▸ **DATA LISTING**
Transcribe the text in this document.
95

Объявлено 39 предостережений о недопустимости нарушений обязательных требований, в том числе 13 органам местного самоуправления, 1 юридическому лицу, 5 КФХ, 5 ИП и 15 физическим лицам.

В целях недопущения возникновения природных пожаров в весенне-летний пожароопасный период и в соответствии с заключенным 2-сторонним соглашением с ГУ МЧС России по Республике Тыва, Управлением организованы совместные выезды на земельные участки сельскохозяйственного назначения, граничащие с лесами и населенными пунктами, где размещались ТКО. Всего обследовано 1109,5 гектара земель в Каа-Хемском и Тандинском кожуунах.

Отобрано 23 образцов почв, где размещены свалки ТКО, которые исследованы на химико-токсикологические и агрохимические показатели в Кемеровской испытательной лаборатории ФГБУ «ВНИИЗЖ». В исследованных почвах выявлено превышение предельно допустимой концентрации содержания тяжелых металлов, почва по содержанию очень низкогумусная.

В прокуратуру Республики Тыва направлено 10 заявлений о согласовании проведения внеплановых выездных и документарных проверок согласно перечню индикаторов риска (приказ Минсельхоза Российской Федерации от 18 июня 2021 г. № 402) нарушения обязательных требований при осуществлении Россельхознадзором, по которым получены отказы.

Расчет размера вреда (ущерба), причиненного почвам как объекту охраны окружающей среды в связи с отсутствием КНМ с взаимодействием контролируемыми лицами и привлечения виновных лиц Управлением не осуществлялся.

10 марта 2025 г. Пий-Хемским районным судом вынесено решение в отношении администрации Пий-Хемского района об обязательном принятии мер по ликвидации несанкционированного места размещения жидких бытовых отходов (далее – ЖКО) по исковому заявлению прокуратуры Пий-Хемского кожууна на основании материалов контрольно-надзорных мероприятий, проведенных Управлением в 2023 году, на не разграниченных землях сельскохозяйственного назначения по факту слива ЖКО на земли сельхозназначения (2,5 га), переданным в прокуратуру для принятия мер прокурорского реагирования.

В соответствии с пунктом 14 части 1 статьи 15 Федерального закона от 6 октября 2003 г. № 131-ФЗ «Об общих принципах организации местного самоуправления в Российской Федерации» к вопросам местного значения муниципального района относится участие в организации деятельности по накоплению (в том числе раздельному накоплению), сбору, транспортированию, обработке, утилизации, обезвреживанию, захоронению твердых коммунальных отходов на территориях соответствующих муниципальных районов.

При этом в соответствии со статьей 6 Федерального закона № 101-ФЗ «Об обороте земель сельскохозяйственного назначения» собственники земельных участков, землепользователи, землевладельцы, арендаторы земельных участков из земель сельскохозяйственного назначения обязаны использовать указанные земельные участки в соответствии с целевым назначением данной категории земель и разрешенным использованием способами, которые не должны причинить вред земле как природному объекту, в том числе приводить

▸ **STATED PROBLEM**
Write out every entry again, keeping each line exactly the same.

▸ **SOLUTION**
Transcribe the text in this document.
95

Объявлено 39 предостережений о недопустимости нарушений обязательных требований, в том числе 13 органам местного самоуправления, 1 юридическому лицу, 5 КФХ, 5 ИП и 15 физическим лицам.

В целях недопущения возникновения природных пожаров в весенне-летний пожароопасный период и в соответствии с заключенным 2-сторонним соглашением с ГУ МЧС России по Республике Тыва, Управлением организованы совместные выезды на земельные участки сельскохозяйственного назначения, граничащие с лесами и населенными пунктами, где размещались ТКО. Всего обследовано 1109,5 гектара земель в Каа-Хемском и Тандинском кожуунах.

Отобрано 23 образцов почв, где размещены свалки ТКО, которые исследованы на химико-токсикологические и агрохимические показатели в Кемеровской испытательной лаборатории ФГБУ «ВНИИЗЖ». В исследованных почвах выявлено превышение предельно допустимой концентрации содержания тяжелых металлов, почва по содержанию очень низкогумусная.

В прокуратуру Республики Тыва направлено 10 заявлений о согласовании проведения внеплановых выездных и документарных проверок согласно перечню индикаторов риска (приказ Минсельхоза Российской Федерации от 18 июня 2021 г. № 402) нарушения обязательных требований при осуществлении Россельхознадзором, по которым получены отказы.

Расчет размера вреда (ущерба), причиненного почвам как объекту охраны окружающей среды в связи с отсутствием КНМ с взаимодействием контролируемыми лицами и привлечения виновных лиц Управлением не осуществлялся.

10 марта 2025 г. Пий-Хемским районным судом вынесено решение в отношении администрации Пий-Хемского района об обязательном принятии мер по ликвидации несанкционированного места размещения жидких бытовых отходов (далее – ЖКО) по исковому заявлению прокуратуры Пий-Хемского кожууна на основании материалов контрольно-надзорных мероприятий, проведенных Управлением в 2023 году, на не разграниченных землях сельскохозяйственного назначения по факту слива ЖКО на земли сельхозназначения (2,5 га), переданным в прокуратуру для принятия мер прокурорского реагирования.

В соответствии с пунктом 14 части 1 статьи 15 Федерального закона от 6 октября 2003 г. № 131-ФЗ «Об общих принципах организации местного самоуправления в Российской Федерации» к вопросам местного значения муниципального района относится участие в организации деятельности по накоплению (в том числе раздельному накоплению), сбору, транспортированию, обработке, утилизации, обезвреживанию, захоронению твердых коммунальных отходов на территориях соответствующих муниципальных районов.

При этом в соответствии со статьей 6 Федерального закона № 101-ФЗ «Об обороте земель сельскохозяйственного назначения» собственники земельных участков, землепользователи, землевладельцы, арендаторы земельных участков из земель сельскохозяйственного назначения обязаны использовать указанные земельные участки в соответствии с целевым назначением данной категории земель и разрешенным использованием способами, которые не должны причинить вред земле как природному объекту, в том числе приводить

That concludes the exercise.